▸ **Prompt**
Print the entries below in their entirety, exactly as they are written.

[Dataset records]
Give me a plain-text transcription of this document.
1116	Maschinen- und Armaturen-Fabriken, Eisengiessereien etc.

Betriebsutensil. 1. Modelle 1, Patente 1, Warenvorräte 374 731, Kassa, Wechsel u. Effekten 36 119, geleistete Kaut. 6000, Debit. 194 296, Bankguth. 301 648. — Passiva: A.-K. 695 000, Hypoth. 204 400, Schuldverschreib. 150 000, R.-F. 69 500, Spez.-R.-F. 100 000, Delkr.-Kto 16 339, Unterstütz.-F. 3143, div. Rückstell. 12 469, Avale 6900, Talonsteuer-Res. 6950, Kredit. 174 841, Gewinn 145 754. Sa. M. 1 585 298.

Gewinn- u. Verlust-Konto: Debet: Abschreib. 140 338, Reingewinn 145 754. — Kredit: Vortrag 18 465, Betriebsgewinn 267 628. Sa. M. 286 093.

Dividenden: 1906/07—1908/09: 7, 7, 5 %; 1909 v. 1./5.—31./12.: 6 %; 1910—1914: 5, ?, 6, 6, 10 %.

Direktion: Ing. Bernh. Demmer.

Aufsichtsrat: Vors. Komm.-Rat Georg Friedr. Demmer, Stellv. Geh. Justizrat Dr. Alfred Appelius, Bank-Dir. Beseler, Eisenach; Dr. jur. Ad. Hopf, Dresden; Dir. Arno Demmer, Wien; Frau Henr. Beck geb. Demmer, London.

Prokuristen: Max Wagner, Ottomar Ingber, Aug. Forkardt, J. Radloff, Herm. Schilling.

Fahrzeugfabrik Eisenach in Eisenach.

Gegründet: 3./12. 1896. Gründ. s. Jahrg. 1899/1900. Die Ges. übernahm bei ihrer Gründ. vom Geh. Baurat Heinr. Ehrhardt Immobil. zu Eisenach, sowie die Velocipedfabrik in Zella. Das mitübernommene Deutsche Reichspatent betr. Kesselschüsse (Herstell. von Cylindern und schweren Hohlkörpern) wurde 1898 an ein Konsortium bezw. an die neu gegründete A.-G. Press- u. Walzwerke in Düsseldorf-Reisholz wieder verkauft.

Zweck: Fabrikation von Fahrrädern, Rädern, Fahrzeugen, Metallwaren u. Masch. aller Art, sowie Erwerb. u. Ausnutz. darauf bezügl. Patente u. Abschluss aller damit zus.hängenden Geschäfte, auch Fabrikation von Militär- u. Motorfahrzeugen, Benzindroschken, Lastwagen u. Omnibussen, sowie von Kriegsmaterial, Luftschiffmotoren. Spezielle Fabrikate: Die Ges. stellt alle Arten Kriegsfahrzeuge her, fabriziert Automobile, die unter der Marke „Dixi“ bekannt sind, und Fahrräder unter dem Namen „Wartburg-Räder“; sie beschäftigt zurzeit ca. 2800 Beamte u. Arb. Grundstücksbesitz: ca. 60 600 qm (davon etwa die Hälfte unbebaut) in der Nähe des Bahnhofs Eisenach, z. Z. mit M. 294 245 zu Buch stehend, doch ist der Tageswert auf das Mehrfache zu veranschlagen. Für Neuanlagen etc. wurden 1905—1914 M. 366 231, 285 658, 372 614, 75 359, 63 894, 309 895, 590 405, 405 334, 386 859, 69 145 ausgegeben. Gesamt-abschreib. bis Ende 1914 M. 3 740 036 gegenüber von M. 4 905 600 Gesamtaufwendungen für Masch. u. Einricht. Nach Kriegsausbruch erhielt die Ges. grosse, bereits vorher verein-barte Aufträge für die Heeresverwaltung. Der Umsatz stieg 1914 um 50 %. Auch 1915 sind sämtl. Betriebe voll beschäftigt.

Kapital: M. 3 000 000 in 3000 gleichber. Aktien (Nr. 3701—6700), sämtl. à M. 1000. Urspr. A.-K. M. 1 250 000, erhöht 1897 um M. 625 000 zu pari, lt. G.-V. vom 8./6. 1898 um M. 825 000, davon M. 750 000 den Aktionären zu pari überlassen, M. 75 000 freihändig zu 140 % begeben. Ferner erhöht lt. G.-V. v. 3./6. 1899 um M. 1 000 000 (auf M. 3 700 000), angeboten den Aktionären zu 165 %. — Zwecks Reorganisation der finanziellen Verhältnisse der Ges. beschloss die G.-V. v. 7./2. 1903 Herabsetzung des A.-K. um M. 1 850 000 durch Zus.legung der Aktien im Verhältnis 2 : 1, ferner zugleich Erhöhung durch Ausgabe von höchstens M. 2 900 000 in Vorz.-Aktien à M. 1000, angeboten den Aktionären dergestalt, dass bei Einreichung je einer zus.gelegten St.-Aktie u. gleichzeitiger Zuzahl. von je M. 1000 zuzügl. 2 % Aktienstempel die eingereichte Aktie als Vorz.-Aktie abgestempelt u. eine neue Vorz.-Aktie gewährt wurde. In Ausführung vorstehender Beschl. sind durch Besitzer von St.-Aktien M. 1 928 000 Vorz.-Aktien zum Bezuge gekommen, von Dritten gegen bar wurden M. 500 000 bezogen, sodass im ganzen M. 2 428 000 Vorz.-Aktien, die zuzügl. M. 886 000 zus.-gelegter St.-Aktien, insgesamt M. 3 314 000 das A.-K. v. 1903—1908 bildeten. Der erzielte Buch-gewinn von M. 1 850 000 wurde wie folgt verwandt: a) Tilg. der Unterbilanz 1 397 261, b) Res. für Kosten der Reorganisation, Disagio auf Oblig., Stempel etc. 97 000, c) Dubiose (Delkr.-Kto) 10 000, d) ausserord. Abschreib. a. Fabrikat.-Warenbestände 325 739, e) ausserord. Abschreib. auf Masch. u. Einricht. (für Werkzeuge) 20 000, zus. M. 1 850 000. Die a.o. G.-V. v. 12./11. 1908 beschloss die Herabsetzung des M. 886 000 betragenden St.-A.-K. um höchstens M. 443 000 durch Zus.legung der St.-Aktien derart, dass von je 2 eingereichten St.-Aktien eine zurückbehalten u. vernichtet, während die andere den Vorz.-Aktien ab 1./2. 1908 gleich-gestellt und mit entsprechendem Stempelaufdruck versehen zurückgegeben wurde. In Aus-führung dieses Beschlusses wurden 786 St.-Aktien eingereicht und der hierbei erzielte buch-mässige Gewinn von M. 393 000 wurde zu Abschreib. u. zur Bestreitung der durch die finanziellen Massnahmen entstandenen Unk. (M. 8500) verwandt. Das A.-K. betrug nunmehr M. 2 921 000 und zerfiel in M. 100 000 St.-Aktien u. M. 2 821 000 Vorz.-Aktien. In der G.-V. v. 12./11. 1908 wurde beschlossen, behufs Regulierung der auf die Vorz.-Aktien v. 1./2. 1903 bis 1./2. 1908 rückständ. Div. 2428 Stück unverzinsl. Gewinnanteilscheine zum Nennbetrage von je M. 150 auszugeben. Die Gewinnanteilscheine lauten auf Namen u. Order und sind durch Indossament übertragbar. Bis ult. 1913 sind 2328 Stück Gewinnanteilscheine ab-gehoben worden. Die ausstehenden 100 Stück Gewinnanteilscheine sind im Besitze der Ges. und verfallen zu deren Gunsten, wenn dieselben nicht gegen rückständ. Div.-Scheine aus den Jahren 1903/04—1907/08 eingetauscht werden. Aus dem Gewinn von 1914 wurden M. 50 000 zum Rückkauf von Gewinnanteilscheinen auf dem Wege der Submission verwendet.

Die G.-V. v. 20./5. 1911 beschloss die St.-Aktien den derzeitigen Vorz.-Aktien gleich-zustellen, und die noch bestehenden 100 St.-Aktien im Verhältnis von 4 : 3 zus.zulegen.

▸ **Task answer**
Give me a plain-text transcription of this document.
1116	Maschinen- und Armaturen-Fabriken, Eisengiessereien etc.

Betriebsutensil. 1. Modelle 1, Patente 1, Warenvorräte 374 731, Kassa, Wechsel u. Effekten 36 119, geleistete Kaut. 6000, Debit. 194 296, Bankguth. 301 648. — Passiva: A.-K. 695 000, Hypoth. 204 400, Schuldverschreib. 150 000, R.-F. 69 500, Spez.-R.-F. 100 000, Delkr.-Kto 16 339, Unterstütz.-F. 3143, div. Rückstell. 12 469, Avale 6900, Talonsteuer-Res. 6950, Kredit. 174 841, Gewinn 145 754. Sa. M. 1 585 298.

Gewinn- u. Verlust-Konto: Debet: Abschreib. 140 338, Reingewinn 145 754. — Kredit: Vortrag 18 465, Betriebsgewinn 267 628. Sa. M. 286 093.

Dividenden: 1906/07—1908/09: 7, 7, 5 %; 1909 v. 1./5.—31./12.: 6 %; 1910—1914: 5, ?, 6, 6, 10 %.

Direktion: Ing. Bernh. Demmer.

Aufsichtsrat: Vors. Komm.-Rat Georg Friedr. Demmer, Stellv. Geh. Justizrat Dr. Alfred Appelius, Bank-Dir. Beseler, Eisenach; Dr. jur. Ad. Hopf, Dresden; Dir. Arno Demmer, Wien; Frau Henr. Beck geb. Demmer, London.

Prokuristen: Max Wagner, Ottomar Ingber, Aug. Forkardt, J. Radloff, Herm. Schilling.

Fahrzeugfabrik Eisenach in Eisenach.

Gegründet: 3./12. 1896. Gründ. s. Jahrg. 1899/1900. Die Ges. übernahm bei ihrer Gründ. vom Geh. Baurat Heinr. Ehrhardt Immobil. zu Eisenach, sowie die Velocipedfabrik in Zella. Das mitübernommene Deutsche Reichspatent betr. Kesselschüsse (Herstell. von Cylindern und schweren Hohlkörpern) wurde 1898 an ein Konsortium bezw. an die neu gegründete A.-G. Press- u. Walzwerke in Düsseldorf-Reisholz wieder verkauft.

Zweck: Fabrikation von Fahrrädern, Rädern, Fahrzeugen, Metallwaren u. Masch. aller Art, sowie Erwerb. u. Ausnutz. darauf bezügl. Patente u. Abschluss aller damit zus.hängenden Geschäfte, auch Fabrikation von Militär- u. Motorfahrzeugen, Benzindroschken, Lastwagen u. Omnibussen, sowie von Kriegsmaterial, Luftschiffmotoren. Spezielle Fabrikate: Die Ges. stellt alle Arten Kriegsfahrzeuge her, fabriziert Automobile, die unter der Marke „Dixi“ bekannt sind, und Fahrräder unter dem Namen „Wartburg-Räder“; sie beschäftigt zurzeit ca. 2800 Beamte u. Arb. Grundstücksbesitz: ca. 60 600 qm (davon etwa die Hälfte unbebaut) in der Nähe des Bahnhofs Eisenach, z. Z. mit M. 294 245 zu Buch stehend, doch ist der Tageswert auf das Mehrfache zu veranschlagen. Für Neuanlagen etc. wurden 1905—1914 M. 366 231, 285 658, 372 614, 75 359, 63 894, 309 895, 590 405, 405 334, 386 859, 69 145 ausgegeben. Gesamt-abschreib. bis Ende 1914 M. 3 740 036 gegenüber von M. 4 905 600 Gesamtaufwendungen für Masch. u. Einricht. Nach Kriegsausbruch erhielt die Ges. grosse, bereits vorher verein-barte Aufträge für die Heeresverwaltung. Der Umsatz stieg 1914 um 50 %. Auch 1915 sind sämtl. Betriebe voll beschäftigt.

Kapital: M. 3 000 000 in 3000 gleichber. Aktien (Nr. 3701—6700), sämtl. à M. 1000. Urspr. A.-K. M. 1 250 000, erhöht 1897 um M. 625 000 zu pari, lt. G.-V. vom 8./6. 1898 um M. 825 000, davon M. 750 000 den Aktionären zu pari überlassen, M. 75 000 freihändig zu 140 % begeben. Ferner erhöht lt. G.-V. v. 3./6. 1899 um M. 1 000 000 (auf M. 3 700 000), angeboten den Aktionären zu 165 %. — Zwecks Reorganisation der finanziellen Verhältnisse der Ges. beschloss die G.-V. v. 7./2. 1903 Herabsetzung des A.-K. um M. 1 850 000 durch Zus.legung der Aktien im Verhältnis 2 : 1, ferner zugleich Erhöhung durch Ausgabe von höchstens M. 2 900 000 in Vorz.-Aktien à M. 1000, angeboten den Aktionären dergestalt, dass bei Einreichung je einer zus.gelegten St.-Aktie u. gleichzeitiger Zuzahl. von je M. 1000 zuzügl. 2 % Aktienstempel die eingereichte Aktie als Vorz.-Aktie abgestempelt u. eine neue Vorz.-Aktie gewährt wurde. In Ausführung vorstehender Beschl. sind durch Besitzer von St.-Aktien M. 1 928 000 Vorz.-Aktien zum Bezuge gekommen, von Dritten gegen bar wurden M. 500 000 bezogen, sodass im ganzen M. 2 428 000 Vorz.-Aktien, die zuzügl. M. 886 000 zus.-gelegter St.-Aktien, insgesamt M. 3 314 000 das A.-K. v. 1903—1908 bildeten. Der erzielte Buch-gewinn von M. 1 850 000 wurde wie folgt verwandt: a) Tilg. der Unterbilanz 1 397 261, b) Res. für Kosten der Reorganisation, Disagio auf Oblig., Stempel etc. 97 000, c) Dubiose (Delkr.-Kto) 10 000, d) ausserord. Abschreib. a. Fabrikat.-Warenbestände 325 739, e) ausserord. Abschreib. auf Masch. u. Einricht. (für Werkzeuge) 20 000, zus. M. 1 850 000. Die a.o. G.-V. v. 12./11. 1908 beschloss die Herabsetzung des M. 886 000 betragenden St.-A.-K. um höchstens M. 443 000 durch Zus.legung der St.-Aktien derart, dass von je 2 eingereichten St.-Aktien eine zurückbehalten u. vernichtet, während die andere den Vorz.-Aktien ab 1./2. 1908 gleich-gestellt und mit entsprechendem Stempelaufdruck versehen zurückgegeben wurde. In Aus-führung dieses Beschlusses wurden 786 St.-Aktien eingereicht und der hierbei erzielte buch-mässige Gewinn von M. 393 000 wurde zu Abschreib. u. zur Bestreitung der durch die finanziellen Massnahmen entstandenen Unk. (M. 8500) verwandt. Das A.-K. betrug nunmehr M. 2 921 000 und zerfiel in M. 100 000 St.-Aktien u. M. 2 821 000 Vorz.-Aktien. In der G.-V. v. 12./11. 1908 wurde beschlossen, behufs Regulierung der auf die Vorz.-Aktien v. 1./2. 1903 bis 1./2. 1908 rückständ. Div. 2428 Stück unverzinsl. Gewinnanteilscheine zum Nennbetrage von je M. 150 auszugeben. Die Gewinnanteilscheine lauten auf Namen u. Order und sind durch Indossament übertragbar. Bis ult. 1913 sind 2328 Stück Gewinnanteilscheine ab-gehoben worden. Die ausstehenden 100 Stück Gewinnanteilscheine sind im Besitze der Ges. und verfallen zu deren Gunsten, wenn dieselben nicht gegen rückständ. Div.-Scheine aus den Jahren 1903/04—1907/08 eingetauscht werden. Aus dem Gewinn von 1914 wurden M. 50 000 zum Rückkauf von Gewinnanteilscheinen auf dem Wege der Submission verwendet.

Die G.-V. v. 20./5. 1911 beschloss die St.-Aktien den derzeitigen Vorz.-Aktien gleich-zustellen, und die noch bestehenden 100 St.-Aktien im Verhältnis von 4 : 3 zus.zulegen.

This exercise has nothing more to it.